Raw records
^^^^
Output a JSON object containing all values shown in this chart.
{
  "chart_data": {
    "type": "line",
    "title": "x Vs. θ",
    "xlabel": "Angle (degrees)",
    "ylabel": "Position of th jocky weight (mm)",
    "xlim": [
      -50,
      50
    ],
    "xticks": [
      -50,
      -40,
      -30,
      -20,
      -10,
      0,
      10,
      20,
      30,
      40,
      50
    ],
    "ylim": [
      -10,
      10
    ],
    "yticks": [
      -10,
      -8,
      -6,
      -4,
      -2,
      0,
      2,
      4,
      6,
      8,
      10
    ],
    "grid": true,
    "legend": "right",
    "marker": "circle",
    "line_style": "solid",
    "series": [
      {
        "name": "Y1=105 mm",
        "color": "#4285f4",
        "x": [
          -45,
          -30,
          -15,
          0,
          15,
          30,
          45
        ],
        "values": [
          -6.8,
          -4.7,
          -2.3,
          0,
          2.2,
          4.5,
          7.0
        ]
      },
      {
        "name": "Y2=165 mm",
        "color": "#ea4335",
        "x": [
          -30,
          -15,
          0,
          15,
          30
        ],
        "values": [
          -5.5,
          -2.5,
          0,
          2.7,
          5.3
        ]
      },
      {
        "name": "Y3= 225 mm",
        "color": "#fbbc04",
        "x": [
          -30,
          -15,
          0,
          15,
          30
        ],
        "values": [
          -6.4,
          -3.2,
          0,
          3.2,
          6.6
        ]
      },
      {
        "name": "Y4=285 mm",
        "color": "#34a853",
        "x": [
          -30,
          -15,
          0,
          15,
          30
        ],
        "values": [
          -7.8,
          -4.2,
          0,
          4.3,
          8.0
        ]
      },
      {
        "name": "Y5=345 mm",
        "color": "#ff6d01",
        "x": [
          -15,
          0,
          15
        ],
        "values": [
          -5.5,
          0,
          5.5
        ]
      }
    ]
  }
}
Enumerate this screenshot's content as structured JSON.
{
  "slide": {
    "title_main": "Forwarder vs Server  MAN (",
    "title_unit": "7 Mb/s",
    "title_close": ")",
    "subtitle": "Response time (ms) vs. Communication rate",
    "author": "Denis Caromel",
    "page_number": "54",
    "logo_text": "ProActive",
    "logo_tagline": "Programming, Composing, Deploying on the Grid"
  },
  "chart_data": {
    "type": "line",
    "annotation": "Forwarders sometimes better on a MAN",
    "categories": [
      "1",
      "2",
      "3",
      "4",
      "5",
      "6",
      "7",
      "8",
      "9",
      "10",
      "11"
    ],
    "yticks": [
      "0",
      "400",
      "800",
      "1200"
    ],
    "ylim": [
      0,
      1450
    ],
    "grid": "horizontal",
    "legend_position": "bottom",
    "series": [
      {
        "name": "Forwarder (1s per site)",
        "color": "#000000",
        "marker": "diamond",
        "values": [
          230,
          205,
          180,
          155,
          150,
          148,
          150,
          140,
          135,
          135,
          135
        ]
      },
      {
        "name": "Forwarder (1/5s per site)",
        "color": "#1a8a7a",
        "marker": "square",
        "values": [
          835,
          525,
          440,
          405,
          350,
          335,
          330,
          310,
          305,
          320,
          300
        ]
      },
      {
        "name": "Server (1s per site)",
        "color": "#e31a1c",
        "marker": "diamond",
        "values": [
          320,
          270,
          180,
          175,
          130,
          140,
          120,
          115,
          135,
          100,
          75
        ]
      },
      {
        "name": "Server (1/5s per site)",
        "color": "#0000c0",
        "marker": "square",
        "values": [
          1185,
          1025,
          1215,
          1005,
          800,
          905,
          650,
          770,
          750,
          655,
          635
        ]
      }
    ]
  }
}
^^^^
### DIRECTIONS FOR THIS TASK
Print the material above once more, exactly.

### FINAL ANSWER
Output a JSON object containing all values shown in this chart.
{
  "chart_data": {
    "type": "line",
    "title": "x Vs. θ",
    "xlabel": "Angle (degrees)",
    "ylabel": "Position of th jocky weight (mm)",
    "xlim": [
      -50,
      50
    ],
    "xticks": [
      -50,
      -40,
      -30,
      -20,
      -10,
      0,
      10,
      20,
      30,
      40,
      50
    ],
    "ylim": [
      -10,
      10
    ],
    "yticks": [
      -10,
      -8,
      -6,
      -4,
      -2,
      0,
      2,
      4,
      6,
      8,
      10
    ],
    "grid": true,
    "legend": "right",
    "marker": "circle",
    "line_style": "solid",
    "series": [
      {
        "name": "Y1=105 mm",
        "color": "#4285f4",
        "x": [
          -45,
          -30,
          -15,
          0,
          15,
          30,
          45
        ],
        "values": [
          -6.8,
          -4.7,
          -2.3,
          0,
          2.2,
          4.5,
          7.0
        ]
      },
      {
        "name": "Y2=165 mm",
        "color": "#ea4335",
        "x": [
          -30,
          -15,
          0,
          15,
          30
        ],
        "values": [
          -5.5,
          -2.5,
          0,
          2.7,
          5.3
        ]
      },
      {
        "name": "Y3= 225 mm",
        "color": "#fbbc04",
        "x": [
          -30,
          -15,
          0,
          15,
          30
        ],
        "values": [
          -6.4,
          -3.2,
          0,
          3.2,
          6.6
        ]
      },
      {
        "name": "Y4=285 mm",
        "color": "#34a853",
        "x": [
          -30,
          -15,
          0,
          15,
          30
        ],
        "values": [
          -7.8,
          -4.2,
          0,
          4.3,
          8.0
        ]
      },
      {
        "name": "Y5=345 mm",
        "color": "#ff6d01",
        "x": [
          -15,
          0,
          15
        ],
        "values": [
          -5.5,
          0,
          5.5
        ]
      }
    ]
  }
}
Enumerate this screenshot's content as structured JSON.
{
  "slide": {
    "title_main": "Forwarder vs Server  MAN (",
    "title_unit": "7 Mb/s",
    "title_close": ")",
    "subtitle": "Response time (ms) vs. Communication rate",
    "author": "Denis Caromel",
    "page_number": "54",
    "logo_text": "ProActive",
    "logo_tagline": "Programming, Composing, Deploying on the Grid"
  },
  "chart_data": {
    "type": "line",
    "annotation": "Forwarders sometimes better on a MAN",
    "categories": [
      "1",
      "2",
      "3",
      "4",
      "5",
      "6",
      "7",
      "8",
      "9",
      "10",
      "11"
    ],
    "yticks": [
      "0",
      "400",
      "800",
      "1200"
    ],
    "ylim": [
      0,
      1450
    ],
    "grid": "horizontal",
    "legend_position": "bottom",
    "series": [
      {
        "name": "Forwarder (1s per site)",
        "color": "#000000",
        "marker": "diamond",
        "values": [
          230,
          205,
          180,
          155,
          150,
          148,
          150,
          140,
          135,
          135,
          135
        ]
      },
      {
        "name": "Forwarder (1/5s per site)",
        "color": "#1a8a7a",
        "marker": "square",
        "values": [
          835,
          525,
          440,
          405,
          350,
          335,
          330,
          310,
          305,
          320,
          300
        ]
      },
      {
        "name": "Server (1s per site)",
        "color": "#e31a1c",
        "marker": "diamond",
        "values": [
          320,
          270,
          180,
          175,
          130,
          140,
          120,
          115,
          135,
          100,
          75
        ]
      },
      {
        "name": "Server (1/5s per site)",
        "color": "#0000c0",
        "marker": "square",
        "values": [
          1185,
          1025,
          1215,
          1005,
          800,
          905,
          650,
          770,
          750,
          655,
          635
        ]
      }
    ]
  }
}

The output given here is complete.